Logic as a Positive Science
- Author: Galvano Della Volpe
- Original title: Logica come Scienza positiva
- Translator: Jon Rothschild
- Language: Italian
- Publication date: 1950
- Publication place: Italy

= Logic as a Positive Science =

1950 book by Galvano Della Volpe

Logic as a Positive Science (Logica come Scienza positiva) is one of the major works of Italian Marxist philosopher Galvano Della Volpe. It was first published in 1950 as Logica come Scienza positiva. A second edition appeared in 1956 and according to translator, Jon Rothschild, Della Volpe was reportedly working on a third edition at the time of his death in 1968 which was never completed. The definitive, enlarged edition was published posthumously in 1969 under the slightly different title Logica Come Scienza Storica. Jon Rothschild translated the book into English for New Left Books (now Verso), and was first published by them as Logic as a Positive Science in 1980.

> **Extracted data**
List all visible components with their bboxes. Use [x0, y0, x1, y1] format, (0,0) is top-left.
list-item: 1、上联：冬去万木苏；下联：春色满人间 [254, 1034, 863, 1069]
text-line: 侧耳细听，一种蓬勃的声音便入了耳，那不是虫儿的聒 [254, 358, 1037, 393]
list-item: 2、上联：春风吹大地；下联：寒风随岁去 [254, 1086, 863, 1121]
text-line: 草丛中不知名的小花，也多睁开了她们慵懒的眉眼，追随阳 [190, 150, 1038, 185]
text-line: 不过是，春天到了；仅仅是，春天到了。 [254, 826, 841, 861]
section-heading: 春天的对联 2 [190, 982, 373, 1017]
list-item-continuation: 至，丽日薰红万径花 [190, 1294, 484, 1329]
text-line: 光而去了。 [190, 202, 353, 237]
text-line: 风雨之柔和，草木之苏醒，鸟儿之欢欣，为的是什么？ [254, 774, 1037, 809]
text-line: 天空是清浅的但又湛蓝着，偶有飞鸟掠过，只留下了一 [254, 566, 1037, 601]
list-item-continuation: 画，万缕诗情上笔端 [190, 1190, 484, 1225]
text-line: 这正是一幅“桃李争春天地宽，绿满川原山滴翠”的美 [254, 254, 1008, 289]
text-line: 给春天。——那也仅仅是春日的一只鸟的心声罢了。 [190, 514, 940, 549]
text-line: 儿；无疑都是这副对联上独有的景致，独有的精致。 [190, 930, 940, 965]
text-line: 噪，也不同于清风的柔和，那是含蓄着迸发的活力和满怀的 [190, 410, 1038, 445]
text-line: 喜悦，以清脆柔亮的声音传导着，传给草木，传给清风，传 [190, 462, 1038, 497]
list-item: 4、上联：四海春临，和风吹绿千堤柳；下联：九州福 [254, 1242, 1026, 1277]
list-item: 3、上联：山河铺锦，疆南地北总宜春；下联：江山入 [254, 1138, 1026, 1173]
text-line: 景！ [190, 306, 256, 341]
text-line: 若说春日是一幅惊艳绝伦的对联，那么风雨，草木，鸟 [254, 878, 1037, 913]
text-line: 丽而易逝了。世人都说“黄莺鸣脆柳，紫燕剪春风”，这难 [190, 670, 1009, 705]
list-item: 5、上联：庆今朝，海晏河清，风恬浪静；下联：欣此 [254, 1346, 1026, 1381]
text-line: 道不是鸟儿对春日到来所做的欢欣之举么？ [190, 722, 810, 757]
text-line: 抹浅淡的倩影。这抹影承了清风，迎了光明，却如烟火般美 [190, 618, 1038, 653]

> **Tasks and exercises**
A) In the text about Logic as a Positive Science, which publisher first issued the English translation?
B) Summarize the text about Logic as a Positive Science in two sentences.
C) Carry on the text about Logic as a Positive Science from its final sentence.

> **Results of the exercise**
A) New Left Books, now Verso, first published it in English in 1980.

B) Logic as a Positive Science is one of the major works of Italian Marxist philosopher Galvano Della Volpe, first published in 1950 as Logica come Scienza positiva, with a second edition in 1956 and a definitive, enlarged edition issued posthumously in 1969 as Logica Come Scienza Storica. Jon Rothschild translated it into English for New Left Books (now Verso), which first published it in 1980.

C)
==Summary==
The book's thesis is that the progress made in philosophy has come out of struggles against apriorist idealism. Della Volpe provides several case studies of such critiques of apriorism including Plato's critique of Parmenides, Aristotle's critique of Plato, Galileo's critique of scholastic science, Kant's critique of Leibniz's rationalism, and the young Marx's critique of Hegelian idealism.

Della Volpe used those case studies in order to defend the thesis that Marxism is a science to the extent that it relies upon a Galilean methodology, not unlike the one that he saw as underlying the natural sciences. For Della Volpe, Capital is the best exemplification of this moral Galileanism in practice, with Marx exploding the apriorist reasonings of the classical economists, which involved reliance upon 'speculative' or 'forced' abstractions that implied the existence of natural and eternal economic laws. Instead, Marx followed a methodology that relied upon determinate abstractions. Della Volpe analyzed Marx's methodology as one which followed the pattern of Concrete-Abstract-Concrete (C-A-C), which is the pattern or circle of scientific materialist dialectics (as opposed to Hegelian dialectics which, according to Della Volpe, follows the circle of Abstract-Concrete-Abstract).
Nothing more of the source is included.